━━━ MATERIAL TO PROCESS
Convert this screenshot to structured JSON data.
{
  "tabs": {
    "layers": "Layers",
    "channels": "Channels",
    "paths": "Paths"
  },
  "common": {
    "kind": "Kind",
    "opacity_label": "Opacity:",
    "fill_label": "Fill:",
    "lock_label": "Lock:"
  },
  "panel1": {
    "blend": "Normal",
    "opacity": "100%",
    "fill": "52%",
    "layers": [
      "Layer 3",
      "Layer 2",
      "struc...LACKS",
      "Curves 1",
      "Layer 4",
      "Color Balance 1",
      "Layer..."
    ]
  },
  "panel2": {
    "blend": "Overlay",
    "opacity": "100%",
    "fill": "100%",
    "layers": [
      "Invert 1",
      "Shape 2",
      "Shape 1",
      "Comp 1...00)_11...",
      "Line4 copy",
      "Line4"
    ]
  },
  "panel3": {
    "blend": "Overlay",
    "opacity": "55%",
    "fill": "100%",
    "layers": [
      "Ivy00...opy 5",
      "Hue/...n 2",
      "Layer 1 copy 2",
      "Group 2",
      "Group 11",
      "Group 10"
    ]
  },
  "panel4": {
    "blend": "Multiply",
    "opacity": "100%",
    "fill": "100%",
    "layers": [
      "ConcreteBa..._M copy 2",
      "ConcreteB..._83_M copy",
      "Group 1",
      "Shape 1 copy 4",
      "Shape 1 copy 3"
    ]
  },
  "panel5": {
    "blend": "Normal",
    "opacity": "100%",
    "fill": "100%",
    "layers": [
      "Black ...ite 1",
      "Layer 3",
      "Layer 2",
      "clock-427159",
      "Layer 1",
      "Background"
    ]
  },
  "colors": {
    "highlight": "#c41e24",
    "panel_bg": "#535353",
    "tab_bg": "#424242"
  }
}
━━━━━━
Every entry should be printed again exactly as it stands.

Convert this screenshot to structured JSON data.
{
  "tabs": {
    "layers": "Layers",
    "channels": "Channels",
    "paths": "Paths"
  },
  "common": {
    "kind": "Kind",
    "opacity_label": "Opacity:",
    "fill_label": "Fill:",
    "lock_label": "Lock:"
  },
  "panel1": {
    "blend": "Normal",
    "opacity": "100%",
    "fill": "52%",
    "layers": [
      "Layer 3",
      "Layer 2",
      "struc...LACKS",
      "Curves 1",
      "Layer 4",
      "Color Balance 1",
      "Layer..."
    ]
  },
  "panel2": {
    "blend": "Overlay",
    "opacity": "100%",
    "fill": "100%",
    "layers": [
      "Invert 1",
      "Shape 2",
      "Shape 1",
      "Comp 1...00)_11...",
      "Line4 copy",
      "Line4"
    ]
  },
  "panel3": {
    "blend": "Overlay",
    "opacity": "55%",
    "fill": "100%",
    "layers": [
      "Ivy00...opy 5",
      "Hue/...n 2",
      "Layer 1 copy 2",
      "Group 2",
      "Group 11",
      "Group 10"
    ]
  },
  "panel4": {
    "blend": "Multiply",
    "opacity": "100%",
    "fill": "100%",
    "layers": [
      "ConcreteBa..._M copy 2",
      "ConcreteB..._83_M copy",
      "Group 1",
      "Shape 1 copy 4",
      "Shape 1 copy 3"
    ]
  },
  "panel5": {
    "blend": "Normal",
    "opacity": "100%",
    "fill": "100%",
    "layers": [
      "Black ...ite 1",
      "Layer 3",
      "Layer 2",
      "clock-427159",
      "Layer 1",
      "Background"
    ]
  },
  "colors": {
    "highlight": "#c41e24",
    "panel_bg": "#535353",
    "tab_bg": "#424242"
  }
}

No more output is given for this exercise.